**Prompt**. Please write out the lines of the records from the line with "Point [334, 1244, 353, 1272]" to the line with "Point [768, 1469, 787, 1497]", both included, exactly as they appear.

═══ Records for this exercise

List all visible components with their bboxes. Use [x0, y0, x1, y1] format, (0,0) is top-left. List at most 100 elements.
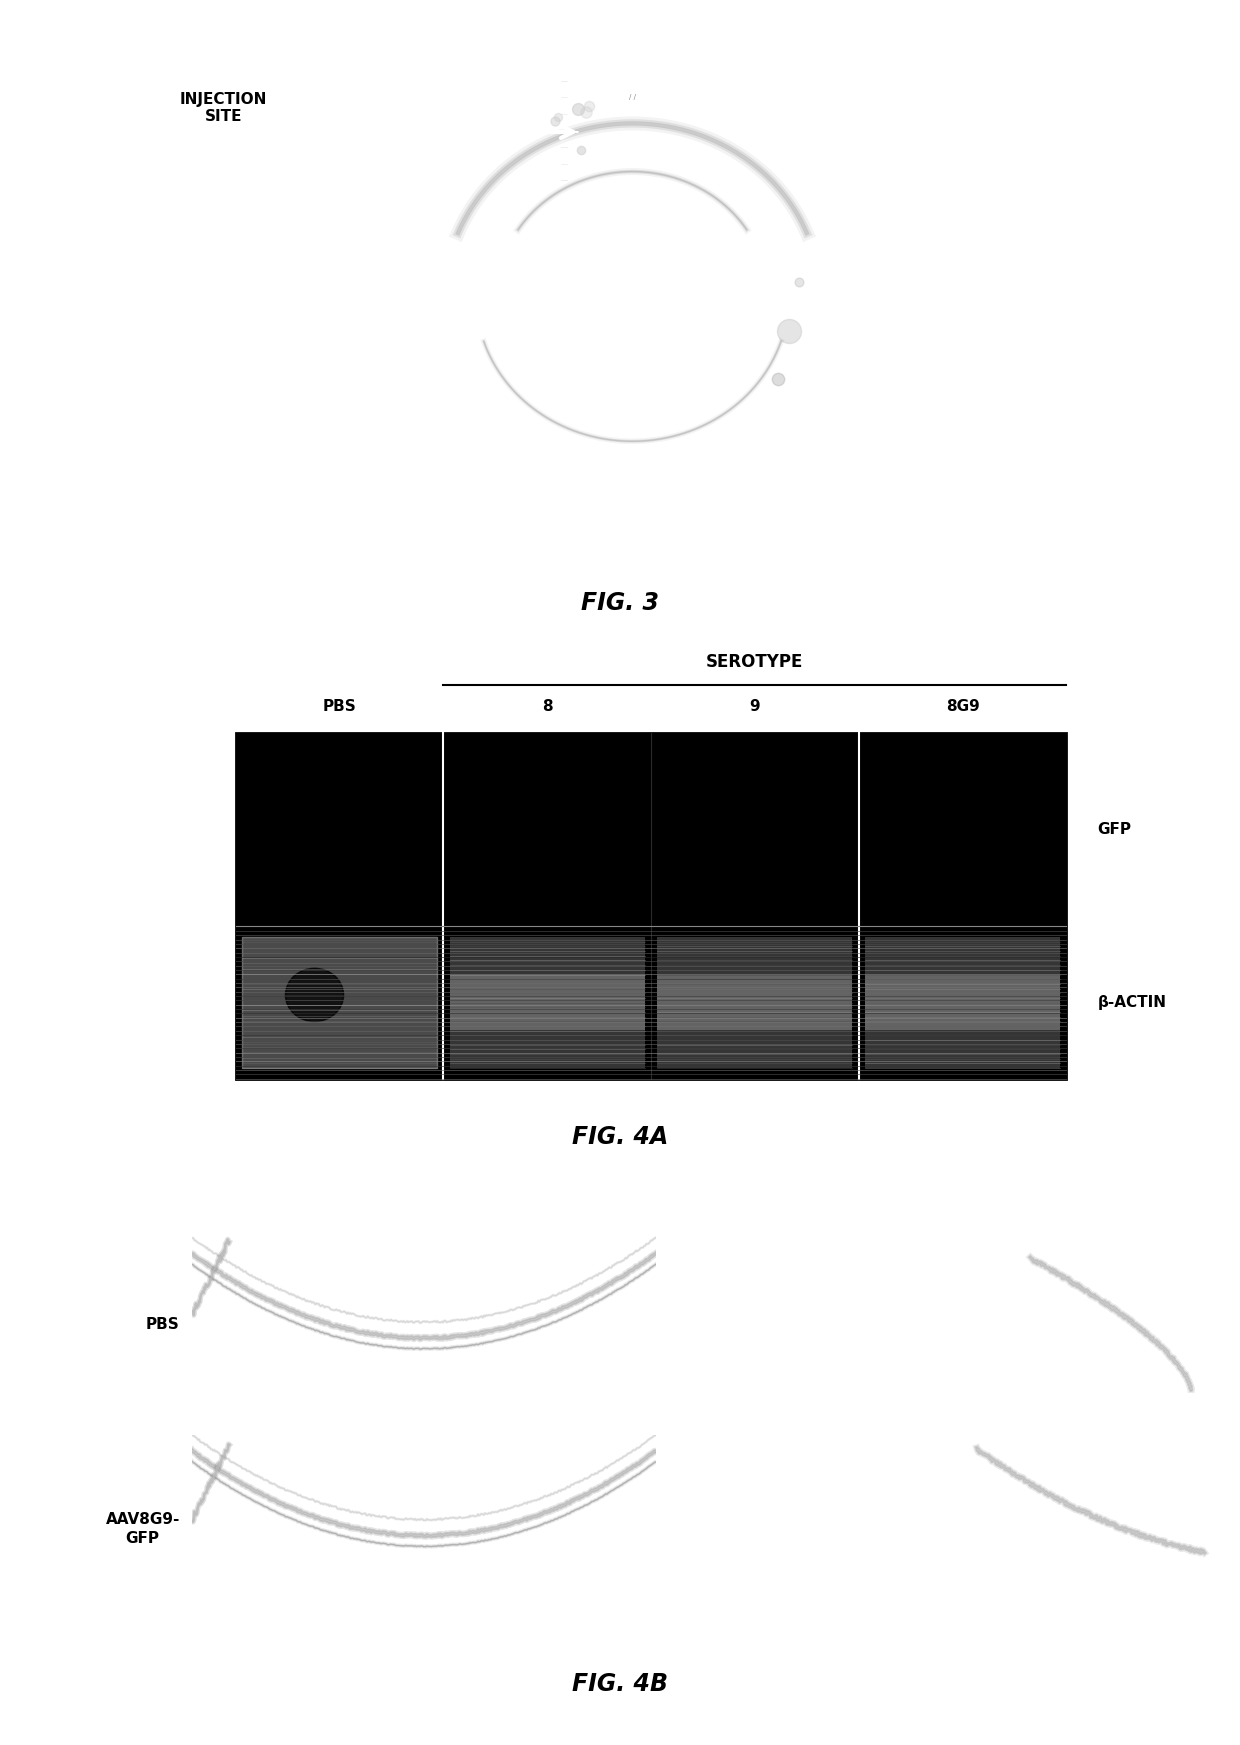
Point [334, 1244, 353, 1272]
Point [797, 1525, 817, 1553]
Point [804, 1223, 823, 1251]
Point [724, 1291, 744, 1319]
Point [914, 1555, 934, 1583]
Point [505, 499, 525, 527]
Point [636, 174, 656, 202]
Point [506, 1276, 526, 1304]
Point [868, 1577, 888, 1605]
Point [724, 194, 744, 222]
Point [579, 422, 599, 450]
Point [688, 1331, 708, 1359]
Text: 8: 8 [542, 698, 553, 714]
Point [759, 1370, 779, 1398]
Point [723, 1584, 743, 1612]
Point [533, 1290, 553, 1317]
Point [983, 1488, 1003, 1516]
Point [472, 366, 492, 394]
Point [779, 1225, 799, 1253]
Point [768, 1469, 787, 1497]
Point [563, 414, 583, 441]
Point [558, 213, 578, 241]
Point [718, 1321, 738, 1349]
Point [926, 1541, 946, 1569]
Point [751, 1492, 771, 1520]
Point [701, 380, 720, 408]
Point [370, 1482, 389, 1509]
Point [559, 1511, 579, 1539]
Point [769, 365, 789, 393]
Point [1085, 1290, 1105, 1317]
Point [578, 1281, 598, 1309]
Point [763, 1459, 782, 1487]
Text: PBS: PBS [146, 1316, 180, 1331]
Point [640, 377, 660, 405]
Text: AAV8G9-
GFP: AAV8G9- GFP [105, 1513, 180, 1546]
Point [761, 1310, 781, 1338]
Point [812, 1387, 832, 1415]
Point [857, 1476, 877, 1504]
Point [577, 98, 596, 126]
Point [827, 1525, 847, 1553]
Point [744, 462, 764, 490]
Point [1158, 1267, 1178, 1295]
Point [722, 1586, 742, 1614]
Point [916, 1256, 936, 1284]
Point [794, 1515, 813, 1543]
Point [234, 1494, 254, 1522]
Bar [864, 937, 1060, 1068]
Point [285, 1265, 305, 1293]
Text: β-ACTIN: β-ACTIN [1097, 995, 1167, 1010]
Point [512, 468, 532, 496]
Point [425, 508, 445, 536]
Point [923, 1445, 942, 1473]
Point [1148, 1377, 1168, 1405]
Point [688, 1558, 708, 1586]
Point [548, 103, 568, 131]
Point [487, 213, 507, 241]
Point [801, 1267, 821, 1295]
Point [831, 1305, 851, 1333]
Point [1094, 1297, 1114, 1324]
Point [553, 1305, 573, 1333]
Point [729, 1396, 749, 1424]
Point [875, 1393, 895, 1420]
Point [1028, 1454, 1048, 1482]
Point [702, 1544, 722, 1572]
Point [879, 1518, 899, 1546]
Point [782, 1222, 802, 1249]
Point [678, 1356, 698, 1384]
Point [848, 1452, 868, 1480]
Point [531, 318, 551, 346]
Point [887, 1501, 906, 1529]
Point [312, 1511, 332, 1539]
Point [885, 1560, 905, 1588]
Point [794, 311, 813, 339]
Point [733, 1598, 753, 1626]
Point [723, 1337, 743, 1365]
Point [765, 1564, 785, 1591]
Point [775, 1338, 795, 1366]
Point [882, 1537, 901, 1565]
Point [439, 414, 459, 441]
Bar [449, 937, 645, 1068]
Point [321, 1279, 341, 1307]
Point [830, 1464, 849, 1492]
Point [807, 1337, 827, 1365]
Text: PBS: PBS [322, 698, 356, 714]
Point [458, 1255, 477, 1283]
Point [1167, 1485, 1187, 1513]
Point [694, 1427, 714, 1455]
Point [381, 1515, 401, 1543]
Point [713, 1281, 733, 1309]
Point [780, 1469, 800, 1497]
Point [770, 1344, 790, 1372]
Point [585, 246, 605, 274]
Point [717, 1574, 737, 1602]
Point [837, 1473, 857, 1501]
Point [694, 1518, 714, 1546]
Point [786, 87, 806, 115]
Point [983, 1478, 1003, 1506]
Point [1034, 1269, 1054, 1297]
Point [820, 1443, 839, 1471]
Point [1112, 1321, 1132, 1349]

══════

**The solution**.
Point [334, 1244, 353, 1272]
Point [797, 1525, 817, 1553]
Point [804, 1223, 823, 1251]
Point [724, 1291, 744, 1319]
Point [914, 1555, 934, 1583]
Point [505, 499, 525, 527]
Point [636, 174, 656, 202]
Point [506, 1276, 526, 1304]
Point [868, 1577, 888, 1605]
Point [724, 194, 744, 222]
Point [579, 422, 599, 450]
Point [688, 1331, 708, 1359]
Text: 8: 8 [542, 698, 553, 714]
Point [759, 1370, 779, 1398]
Point [723, 1584, 743, 1612]
Point [533, 1290, 553, 1317]
Point [983, 1488, 1003, 1516]
Point [472, 366, 492, 394]
Point [779, 1225, 799, 1253]
Point [768, 1469, 787, 1497]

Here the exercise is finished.